Look through the records below and collect all lines that hold the string "color".

START DATASET

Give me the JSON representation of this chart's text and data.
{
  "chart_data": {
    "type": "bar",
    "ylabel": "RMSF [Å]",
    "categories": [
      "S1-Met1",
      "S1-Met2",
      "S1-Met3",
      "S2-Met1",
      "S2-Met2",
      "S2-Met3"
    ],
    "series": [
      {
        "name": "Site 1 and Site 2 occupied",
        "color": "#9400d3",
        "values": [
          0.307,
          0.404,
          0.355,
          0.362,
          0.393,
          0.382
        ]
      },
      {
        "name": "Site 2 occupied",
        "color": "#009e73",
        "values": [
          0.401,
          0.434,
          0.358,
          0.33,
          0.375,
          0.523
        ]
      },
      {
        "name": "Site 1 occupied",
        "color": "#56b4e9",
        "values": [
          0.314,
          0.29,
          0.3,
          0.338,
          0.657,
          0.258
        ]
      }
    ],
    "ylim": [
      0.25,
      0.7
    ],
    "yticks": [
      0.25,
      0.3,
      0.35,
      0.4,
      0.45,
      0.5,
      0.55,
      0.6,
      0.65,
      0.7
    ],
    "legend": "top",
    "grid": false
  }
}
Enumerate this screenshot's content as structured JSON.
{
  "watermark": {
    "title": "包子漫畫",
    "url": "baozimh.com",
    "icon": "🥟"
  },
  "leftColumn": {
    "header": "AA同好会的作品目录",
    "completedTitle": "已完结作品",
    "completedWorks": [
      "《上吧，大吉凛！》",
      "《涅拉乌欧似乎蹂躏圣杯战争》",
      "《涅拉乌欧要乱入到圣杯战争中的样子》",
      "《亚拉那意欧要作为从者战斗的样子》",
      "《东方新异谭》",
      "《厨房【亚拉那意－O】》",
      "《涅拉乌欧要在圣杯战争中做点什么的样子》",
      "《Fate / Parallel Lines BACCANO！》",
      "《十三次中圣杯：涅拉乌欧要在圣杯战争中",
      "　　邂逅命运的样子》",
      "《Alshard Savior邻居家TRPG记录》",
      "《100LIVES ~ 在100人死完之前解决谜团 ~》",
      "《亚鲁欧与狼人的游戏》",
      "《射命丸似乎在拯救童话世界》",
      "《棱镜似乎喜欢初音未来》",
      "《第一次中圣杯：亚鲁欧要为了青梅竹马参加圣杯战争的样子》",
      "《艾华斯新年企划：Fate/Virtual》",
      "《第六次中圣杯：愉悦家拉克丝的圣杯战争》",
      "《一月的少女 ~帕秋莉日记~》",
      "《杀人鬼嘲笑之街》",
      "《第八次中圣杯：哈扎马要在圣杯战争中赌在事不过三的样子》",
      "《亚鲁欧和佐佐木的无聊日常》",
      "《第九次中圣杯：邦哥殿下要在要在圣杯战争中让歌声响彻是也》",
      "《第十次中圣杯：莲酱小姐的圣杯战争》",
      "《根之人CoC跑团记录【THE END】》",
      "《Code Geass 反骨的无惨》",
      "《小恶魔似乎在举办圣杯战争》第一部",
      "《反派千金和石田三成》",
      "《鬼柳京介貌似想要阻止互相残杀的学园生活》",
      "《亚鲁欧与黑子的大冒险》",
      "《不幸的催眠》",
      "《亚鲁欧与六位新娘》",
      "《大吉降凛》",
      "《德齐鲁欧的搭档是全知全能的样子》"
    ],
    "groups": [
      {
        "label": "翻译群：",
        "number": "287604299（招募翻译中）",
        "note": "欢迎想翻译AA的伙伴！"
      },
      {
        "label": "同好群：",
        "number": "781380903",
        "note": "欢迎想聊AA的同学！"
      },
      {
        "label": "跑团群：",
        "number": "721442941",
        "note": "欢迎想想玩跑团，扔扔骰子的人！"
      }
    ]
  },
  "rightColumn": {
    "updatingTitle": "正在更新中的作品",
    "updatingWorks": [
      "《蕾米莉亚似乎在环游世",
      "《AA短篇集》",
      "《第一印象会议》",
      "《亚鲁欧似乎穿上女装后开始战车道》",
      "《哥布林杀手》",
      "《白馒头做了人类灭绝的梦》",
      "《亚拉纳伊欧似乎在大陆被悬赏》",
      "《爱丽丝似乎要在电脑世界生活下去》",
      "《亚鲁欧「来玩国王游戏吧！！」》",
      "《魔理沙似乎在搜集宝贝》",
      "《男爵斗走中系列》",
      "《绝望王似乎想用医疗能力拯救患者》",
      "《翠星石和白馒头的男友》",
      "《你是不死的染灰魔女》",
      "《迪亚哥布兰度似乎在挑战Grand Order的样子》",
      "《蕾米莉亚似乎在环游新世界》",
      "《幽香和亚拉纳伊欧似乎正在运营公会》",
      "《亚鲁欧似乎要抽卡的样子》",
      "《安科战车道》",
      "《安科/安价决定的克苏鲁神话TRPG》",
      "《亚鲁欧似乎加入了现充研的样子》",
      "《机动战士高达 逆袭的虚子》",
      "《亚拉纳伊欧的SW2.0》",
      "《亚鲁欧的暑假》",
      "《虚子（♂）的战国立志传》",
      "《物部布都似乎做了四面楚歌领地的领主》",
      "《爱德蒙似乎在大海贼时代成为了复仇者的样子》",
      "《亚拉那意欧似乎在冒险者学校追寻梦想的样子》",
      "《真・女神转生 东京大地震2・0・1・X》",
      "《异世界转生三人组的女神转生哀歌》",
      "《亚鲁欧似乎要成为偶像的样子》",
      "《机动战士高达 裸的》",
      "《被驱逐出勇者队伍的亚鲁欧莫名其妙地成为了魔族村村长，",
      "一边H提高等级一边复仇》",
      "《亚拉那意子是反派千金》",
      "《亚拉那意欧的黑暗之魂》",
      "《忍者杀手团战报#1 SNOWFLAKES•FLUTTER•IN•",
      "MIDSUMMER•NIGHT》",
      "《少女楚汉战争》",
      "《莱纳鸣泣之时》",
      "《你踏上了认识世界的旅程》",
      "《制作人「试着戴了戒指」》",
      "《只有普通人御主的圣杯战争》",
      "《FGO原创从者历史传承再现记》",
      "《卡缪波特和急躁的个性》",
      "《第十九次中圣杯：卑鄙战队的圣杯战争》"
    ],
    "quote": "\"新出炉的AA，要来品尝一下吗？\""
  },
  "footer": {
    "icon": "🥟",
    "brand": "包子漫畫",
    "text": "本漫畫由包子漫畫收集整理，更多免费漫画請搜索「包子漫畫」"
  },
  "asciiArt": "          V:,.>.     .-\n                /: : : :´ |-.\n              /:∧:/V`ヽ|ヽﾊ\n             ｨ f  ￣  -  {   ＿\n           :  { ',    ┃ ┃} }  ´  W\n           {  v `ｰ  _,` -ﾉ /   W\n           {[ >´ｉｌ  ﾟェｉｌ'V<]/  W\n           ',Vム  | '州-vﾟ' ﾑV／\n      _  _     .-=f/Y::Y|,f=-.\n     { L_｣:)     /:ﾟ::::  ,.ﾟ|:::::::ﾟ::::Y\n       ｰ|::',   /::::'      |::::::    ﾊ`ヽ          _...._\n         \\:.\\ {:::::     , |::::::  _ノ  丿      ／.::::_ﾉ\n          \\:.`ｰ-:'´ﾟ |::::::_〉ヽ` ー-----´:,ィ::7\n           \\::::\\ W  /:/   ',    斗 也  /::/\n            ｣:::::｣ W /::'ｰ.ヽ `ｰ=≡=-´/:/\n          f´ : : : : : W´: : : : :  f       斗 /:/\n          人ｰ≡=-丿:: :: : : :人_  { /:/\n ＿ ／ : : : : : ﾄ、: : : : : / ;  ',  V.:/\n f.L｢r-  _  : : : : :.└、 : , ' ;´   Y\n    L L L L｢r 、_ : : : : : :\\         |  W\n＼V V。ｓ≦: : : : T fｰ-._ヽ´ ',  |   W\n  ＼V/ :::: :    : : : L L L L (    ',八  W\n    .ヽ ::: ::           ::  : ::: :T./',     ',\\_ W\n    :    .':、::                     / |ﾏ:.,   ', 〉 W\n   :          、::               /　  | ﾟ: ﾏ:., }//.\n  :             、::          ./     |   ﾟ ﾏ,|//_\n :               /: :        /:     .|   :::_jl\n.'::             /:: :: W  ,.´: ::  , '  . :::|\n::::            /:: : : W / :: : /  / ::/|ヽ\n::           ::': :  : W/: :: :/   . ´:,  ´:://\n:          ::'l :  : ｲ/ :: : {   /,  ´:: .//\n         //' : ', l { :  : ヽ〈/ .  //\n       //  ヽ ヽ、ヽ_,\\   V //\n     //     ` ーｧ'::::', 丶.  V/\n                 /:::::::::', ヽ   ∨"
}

END DATASET

> _FINISHED TASK_:
        "color": "#9400d3",
        "color": "#009e73",
        "color": "#56b4e9",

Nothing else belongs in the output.